— BEGIN Data for this task —

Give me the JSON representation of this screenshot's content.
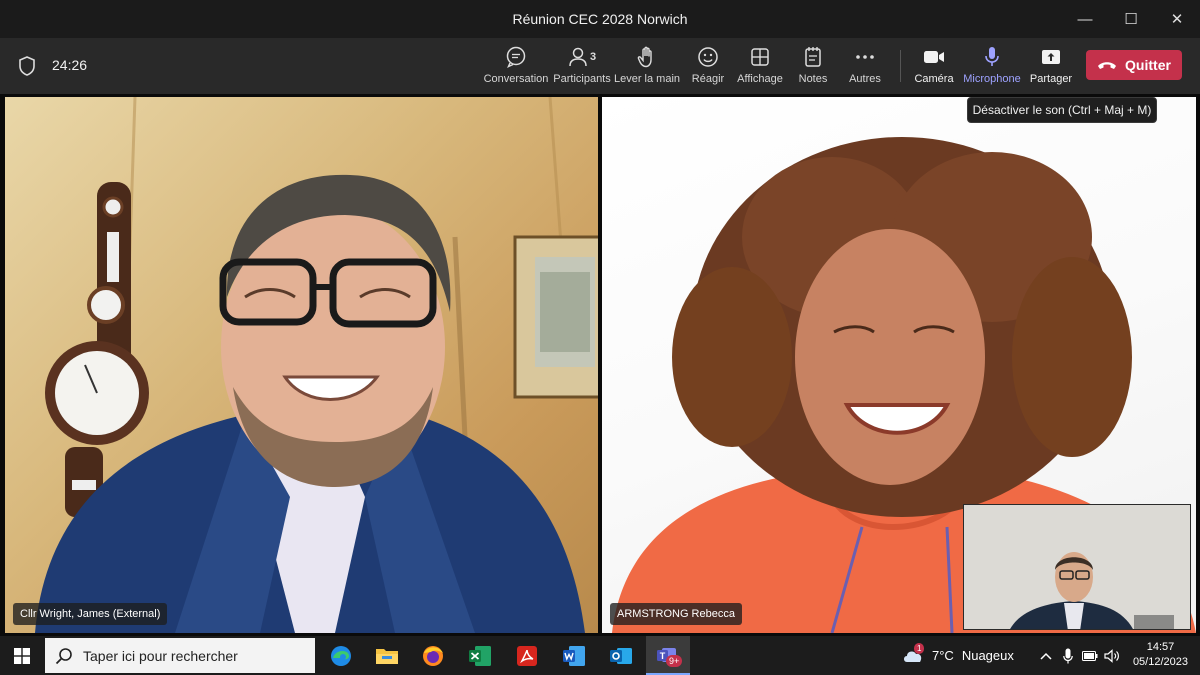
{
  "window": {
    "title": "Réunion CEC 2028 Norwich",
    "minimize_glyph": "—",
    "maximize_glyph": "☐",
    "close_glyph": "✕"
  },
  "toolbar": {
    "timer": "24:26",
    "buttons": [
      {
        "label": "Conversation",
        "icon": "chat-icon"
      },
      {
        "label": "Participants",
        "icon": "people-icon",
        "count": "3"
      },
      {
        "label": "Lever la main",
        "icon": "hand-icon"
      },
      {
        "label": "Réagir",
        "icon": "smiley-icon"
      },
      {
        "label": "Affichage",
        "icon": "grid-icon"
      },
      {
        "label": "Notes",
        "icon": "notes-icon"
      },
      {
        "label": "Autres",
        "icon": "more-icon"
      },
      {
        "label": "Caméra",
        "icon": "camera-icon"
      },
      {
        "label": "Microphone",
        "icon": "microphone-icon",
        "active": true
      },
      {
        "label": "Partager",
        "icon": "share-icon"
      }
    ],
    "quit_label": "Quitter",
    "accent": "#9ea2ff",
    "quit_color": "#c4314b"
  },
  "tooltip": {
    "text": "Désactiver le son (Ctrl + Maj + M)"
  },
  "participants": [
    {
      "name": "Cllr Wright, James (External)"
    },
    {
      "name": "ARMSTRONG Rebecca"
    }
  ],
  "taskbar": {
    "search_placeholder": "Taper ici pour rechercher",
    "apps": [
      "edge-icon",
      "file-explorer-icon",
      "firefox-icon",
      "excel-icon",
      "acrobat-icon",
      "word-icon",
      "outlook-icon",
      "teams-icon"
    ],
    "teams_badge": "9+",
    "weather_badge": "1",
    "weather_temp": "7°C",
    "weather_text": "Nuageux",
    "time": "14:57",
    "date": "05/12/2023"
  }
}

— END Data for this task —
— BEGIN Data for this task —

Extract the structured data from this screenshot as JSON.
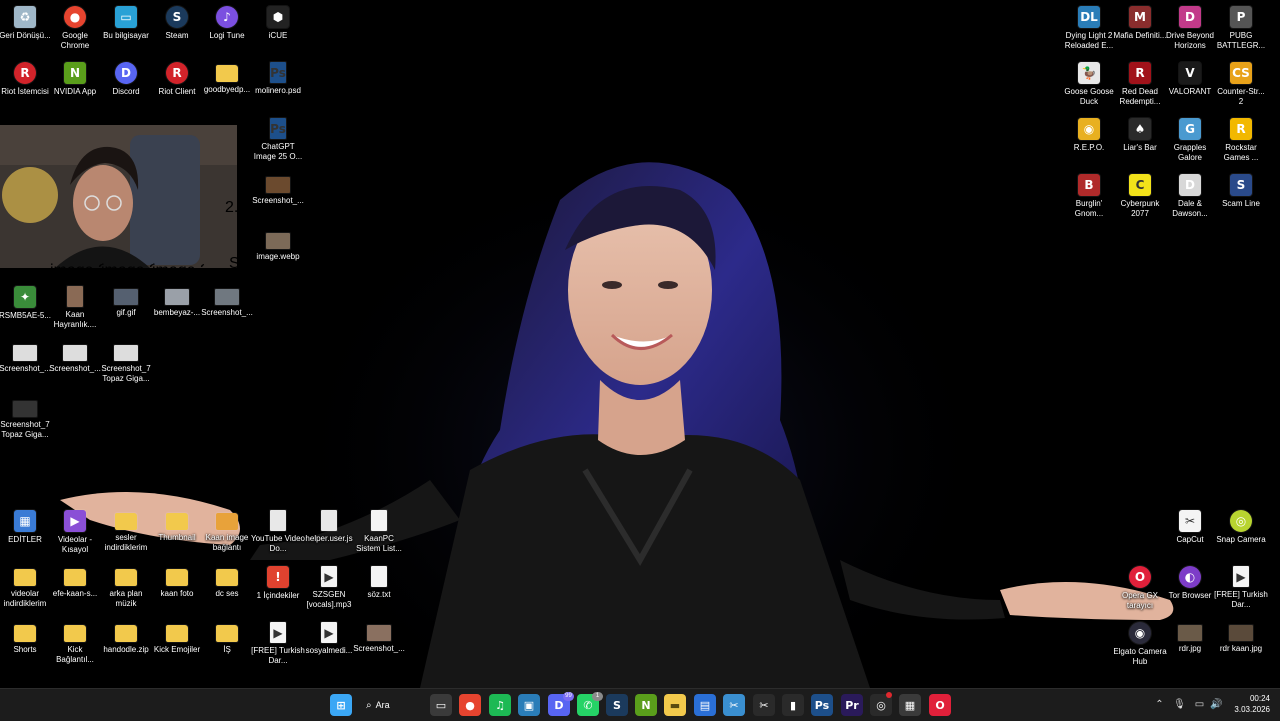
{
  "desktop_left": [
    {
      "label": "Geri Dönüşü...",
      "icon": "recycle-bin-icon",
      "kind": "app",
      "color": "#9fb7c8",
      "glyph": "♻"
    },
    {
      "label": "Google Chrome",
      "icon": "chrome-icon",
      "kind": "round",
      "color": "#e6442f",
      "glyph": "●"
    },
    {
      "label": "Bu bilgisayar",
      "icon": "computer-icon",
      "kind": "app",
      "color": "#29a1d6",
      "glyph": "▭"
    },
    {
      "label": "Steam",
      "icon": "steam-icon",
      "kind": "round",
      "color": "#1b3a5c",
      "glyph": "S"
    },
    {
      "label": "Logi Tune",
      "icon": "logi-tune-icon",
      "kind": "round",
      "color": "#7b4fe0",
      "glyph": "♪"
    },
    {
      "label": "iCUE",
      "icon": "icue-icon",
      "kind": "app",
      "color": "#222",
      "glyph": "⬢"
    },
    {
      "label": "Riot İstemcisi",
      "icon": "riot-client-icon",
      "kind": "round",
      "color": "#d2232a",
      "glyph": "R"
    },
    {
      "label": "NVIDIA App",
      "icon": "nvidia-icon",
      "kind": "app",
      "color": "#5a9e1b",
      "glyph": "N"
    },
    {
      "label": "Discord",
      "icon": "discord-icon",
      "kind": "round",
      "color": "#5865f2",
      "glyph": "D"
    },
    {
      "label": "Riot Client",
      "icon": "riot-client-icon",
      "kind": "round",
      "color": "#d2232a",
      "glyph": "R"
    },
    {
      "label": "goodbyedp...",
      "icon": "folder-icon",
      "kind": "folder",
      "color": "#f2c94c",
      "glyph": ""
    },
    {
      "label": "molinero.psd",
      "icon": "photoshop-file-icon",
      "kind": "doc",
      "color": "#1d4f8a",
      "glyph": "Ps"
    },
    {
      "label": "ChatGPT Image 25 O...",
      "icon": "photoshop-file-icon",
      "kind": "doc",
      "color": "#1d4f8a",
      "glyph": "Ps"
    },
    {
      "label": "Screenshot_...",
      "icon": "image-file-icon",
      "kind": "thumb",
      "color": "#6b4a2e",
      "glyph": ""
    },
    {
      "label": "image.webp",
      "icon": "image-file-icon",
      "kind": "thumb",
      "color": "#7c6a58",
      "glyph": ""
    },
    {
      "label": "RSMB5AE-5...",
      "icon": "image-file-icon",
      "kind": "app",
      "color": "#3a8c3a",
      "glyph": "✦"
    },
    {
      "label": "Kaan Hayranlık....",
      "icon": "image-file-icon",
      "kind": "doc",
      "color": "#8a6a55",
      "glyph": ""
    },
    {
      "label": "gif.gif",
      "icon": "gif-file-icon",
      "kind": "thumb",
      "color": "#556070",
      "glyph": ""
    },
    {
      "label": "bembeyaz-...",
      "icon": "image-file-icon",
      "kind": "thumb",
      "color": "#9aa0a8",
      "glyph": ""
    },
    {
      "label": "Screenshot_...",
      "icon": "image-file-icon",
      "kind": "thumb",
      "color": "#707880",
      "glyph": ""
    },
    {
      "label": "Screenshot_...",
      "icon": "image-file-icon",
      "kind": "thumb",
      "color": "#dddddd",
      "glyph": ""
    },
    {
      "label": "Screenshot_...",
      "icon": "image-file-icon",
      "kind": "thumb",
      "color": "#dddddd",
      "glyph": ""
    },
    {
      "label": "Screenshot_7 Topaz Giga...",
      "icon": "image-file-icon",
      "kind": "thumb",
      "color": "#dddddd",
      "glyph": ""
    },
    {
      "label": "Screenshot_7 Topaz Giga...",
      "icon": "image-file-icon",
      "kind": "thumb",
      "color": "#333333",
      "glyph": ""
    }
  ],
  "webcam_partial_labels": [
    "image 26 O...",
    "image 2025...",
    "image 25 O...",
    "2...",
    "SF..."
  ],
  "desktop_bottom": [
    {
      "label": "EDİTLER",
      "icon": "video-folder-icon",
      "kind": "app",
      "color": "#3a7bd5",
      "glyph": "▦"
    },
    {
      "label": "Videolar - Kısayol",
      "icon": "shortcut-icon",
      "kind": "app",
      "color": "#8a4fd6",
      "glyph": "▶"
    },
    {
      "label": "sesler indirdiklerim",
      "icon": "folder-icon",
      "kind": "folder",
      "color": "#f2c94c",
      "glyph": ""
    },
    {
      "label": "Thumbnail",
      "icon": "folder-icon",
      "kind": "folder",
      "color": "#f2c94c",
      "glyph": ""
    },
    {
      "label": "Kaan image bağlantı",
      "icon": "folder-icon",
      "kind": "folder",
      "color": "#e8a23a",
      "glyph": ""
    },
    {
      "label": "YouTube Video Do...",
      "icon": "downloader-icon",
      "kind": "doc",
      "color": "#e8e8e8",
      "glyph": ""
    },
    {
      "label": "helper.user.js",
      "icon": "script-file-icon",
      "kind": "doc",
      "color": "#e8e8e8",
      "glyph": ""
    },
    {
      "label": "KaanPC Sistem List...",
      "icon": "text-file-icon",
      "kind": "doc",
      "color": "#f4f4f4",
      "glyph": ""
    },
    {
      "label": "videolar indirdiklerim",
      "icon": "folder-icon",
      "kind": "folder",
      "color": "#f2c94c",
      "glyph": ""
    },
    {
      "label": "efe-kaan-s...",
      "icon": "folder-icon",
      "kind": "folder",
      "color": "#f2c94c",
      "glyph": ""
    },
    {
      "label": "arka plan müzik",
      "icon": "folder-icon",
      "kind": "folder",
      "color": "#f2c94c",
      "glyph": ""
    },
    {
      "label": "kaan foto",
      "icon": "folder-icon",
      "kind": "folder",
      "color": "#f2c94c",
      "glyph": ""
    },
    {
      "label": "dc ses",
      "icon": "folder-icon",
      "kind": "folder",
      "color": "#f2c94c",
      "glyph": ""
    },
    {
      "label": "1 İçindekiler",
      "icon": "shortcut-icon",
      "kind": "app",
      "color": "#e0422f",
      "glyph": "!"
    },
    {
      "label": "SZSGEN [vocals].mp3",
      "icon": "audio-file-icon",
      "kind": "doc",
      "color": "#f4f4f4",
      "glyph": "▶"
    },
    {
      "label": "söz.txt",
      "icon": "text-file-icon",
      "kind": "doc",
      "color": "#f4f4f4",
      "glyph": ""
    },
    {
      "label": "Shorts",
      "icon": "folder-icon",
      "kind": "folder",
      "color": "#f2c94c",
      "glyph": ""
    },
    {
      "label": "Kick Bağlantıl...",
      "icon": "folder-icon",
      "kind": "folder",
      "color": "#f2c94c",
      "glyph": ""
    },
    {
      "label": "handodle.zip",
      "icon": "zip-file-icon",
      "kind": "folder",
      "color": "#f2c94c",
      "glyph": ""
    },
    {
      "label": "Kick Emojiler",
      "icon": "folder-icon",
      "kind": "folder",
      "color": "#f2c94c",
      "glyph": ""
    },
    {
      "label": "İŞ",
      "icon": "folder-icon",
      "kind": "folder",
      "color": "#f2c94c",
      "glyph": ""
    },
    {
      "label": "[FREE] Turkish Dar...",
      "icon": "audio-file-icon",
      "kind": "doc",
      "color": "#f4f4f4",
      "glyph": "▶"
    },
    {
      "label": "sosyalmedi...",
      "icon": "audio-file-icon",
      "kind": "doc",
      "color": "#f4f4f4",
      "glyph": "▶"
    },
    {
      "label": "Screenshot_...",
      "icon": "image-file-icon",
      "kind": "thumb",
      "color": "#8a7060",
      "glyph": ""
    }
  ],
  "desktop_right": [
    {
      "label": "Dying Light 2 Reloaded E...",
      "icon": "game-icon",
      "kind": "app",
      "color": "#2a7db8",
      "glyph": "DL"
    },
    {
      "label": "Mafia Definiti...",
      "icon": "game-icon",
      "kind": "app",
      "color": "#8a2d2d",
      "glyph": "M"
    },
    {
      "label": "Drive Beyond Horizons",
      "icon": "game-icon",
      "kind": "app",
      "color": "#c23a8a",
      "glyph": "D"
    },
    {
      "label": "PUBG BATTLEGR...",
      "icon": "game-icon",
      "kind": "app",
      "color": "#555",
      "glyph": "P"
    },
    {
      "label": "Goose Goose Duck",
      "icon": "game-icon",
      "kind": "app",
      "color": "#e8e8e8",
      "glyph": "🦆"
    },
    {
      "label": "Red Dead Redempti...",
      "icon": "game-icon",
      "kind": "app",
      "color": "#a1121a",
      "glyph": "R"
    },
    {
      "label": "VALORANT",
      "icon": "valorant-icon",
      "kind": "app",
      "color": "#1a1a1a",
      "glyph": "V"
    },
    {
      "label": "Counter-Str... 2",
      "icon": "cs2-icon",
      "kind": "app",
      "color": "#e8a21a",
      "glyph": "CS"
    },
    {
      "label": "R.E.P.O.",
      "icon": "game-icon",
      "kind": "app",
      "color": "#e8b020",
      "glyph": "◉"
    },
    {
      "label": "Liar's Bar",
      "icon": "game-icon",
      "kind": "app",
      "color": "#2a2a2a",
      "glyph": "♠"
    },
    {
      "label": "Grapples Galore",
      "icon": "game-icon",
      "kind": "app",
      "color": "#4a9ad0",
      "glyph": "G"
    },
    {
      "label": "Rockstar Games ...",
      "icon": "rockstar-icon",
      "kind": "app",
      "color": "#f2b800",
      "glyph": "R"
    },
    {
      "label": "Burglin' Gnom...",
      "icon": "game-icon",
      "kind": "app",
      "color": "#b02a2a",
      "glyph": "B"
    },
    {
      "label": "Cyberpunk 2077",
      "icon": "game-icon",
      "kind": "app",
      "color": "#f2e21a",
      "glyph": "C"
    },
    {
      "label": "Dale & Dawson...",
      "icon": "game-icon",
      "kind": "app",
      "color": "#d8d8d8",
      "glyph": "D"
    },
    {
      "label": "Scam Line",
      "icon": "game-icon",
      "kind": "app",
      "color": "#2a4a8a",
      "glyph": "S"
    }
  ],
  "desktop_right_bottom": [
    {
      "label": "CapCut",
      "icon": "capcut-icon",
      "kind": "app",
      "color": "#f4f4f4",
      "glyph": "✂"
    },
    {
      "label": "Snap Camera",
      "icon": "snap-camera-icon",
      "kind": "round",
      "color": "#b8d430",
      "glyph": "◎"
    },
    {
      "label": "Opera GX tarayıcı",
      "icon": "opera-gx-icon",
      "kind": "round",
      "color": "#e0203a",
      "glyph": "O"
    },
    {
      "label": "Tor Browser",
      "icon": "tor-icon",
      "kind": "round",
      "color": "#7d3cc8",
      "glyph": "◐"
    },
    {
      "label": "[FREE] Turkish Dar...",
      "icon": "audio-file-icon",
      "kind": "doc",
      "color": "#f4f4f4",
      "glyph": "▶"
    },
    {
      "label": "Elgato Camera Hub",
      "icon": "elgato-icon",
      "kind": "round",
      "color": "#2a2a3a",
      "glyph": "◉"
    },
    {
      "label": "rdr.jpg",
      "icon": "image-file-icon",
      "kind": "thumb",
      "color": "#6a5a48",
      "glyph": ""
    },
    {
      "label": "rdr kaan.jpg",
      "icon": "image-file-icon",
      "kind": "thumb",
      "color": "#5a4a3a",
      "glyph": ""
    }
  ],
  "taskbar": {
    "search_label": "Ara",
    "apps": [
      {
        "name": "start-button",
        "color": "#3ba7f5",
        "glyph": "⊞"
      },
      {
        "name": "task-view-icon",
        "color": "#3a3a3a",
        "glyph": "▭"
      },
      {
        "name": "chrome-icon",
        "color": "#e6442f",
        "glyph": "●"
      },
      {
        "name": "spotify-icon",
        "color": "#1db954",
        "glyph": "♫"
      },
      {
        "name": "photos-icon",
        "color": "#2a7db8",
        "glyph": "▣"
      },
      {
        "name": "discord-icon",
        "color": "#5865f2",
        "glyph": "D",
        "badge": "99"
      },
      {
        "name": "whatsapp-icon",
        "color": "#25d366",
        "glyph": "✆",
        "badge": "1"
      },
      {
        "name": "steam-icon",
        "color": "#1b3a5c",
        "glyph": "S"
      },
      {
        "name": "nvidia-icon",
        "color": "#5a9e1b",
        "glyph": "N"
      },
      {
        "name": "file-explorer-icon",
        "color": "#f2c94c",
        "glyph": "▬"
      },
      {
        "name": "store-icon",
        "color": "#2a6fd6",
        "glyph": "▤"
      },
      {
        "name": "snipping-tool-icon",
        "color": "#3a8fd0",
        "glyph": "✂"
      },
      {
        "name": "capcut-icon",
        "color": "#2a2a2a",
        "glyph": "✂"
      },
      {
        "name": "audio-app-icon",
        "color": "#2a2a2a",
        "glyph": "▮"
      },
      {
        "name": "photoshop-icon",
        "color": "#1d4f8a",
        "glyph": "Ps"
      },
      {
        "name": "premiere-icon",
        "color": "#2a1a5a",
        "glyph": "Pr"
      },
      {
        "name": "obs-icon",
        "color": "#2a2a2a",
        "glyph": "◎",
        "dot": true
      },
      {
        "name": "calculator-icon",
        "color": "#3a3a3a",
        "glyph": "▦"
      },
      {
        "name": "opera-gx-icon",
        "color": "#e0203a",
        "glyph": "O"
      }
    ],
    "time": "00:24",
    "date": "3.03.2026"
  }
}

— END Data for this task —

:: Brief ::
For this exercise, gather every line of the data that contains the word "explorer".

:: Task answer ::
      "file-explorer-icon",
        "name": "file-explorer-icon",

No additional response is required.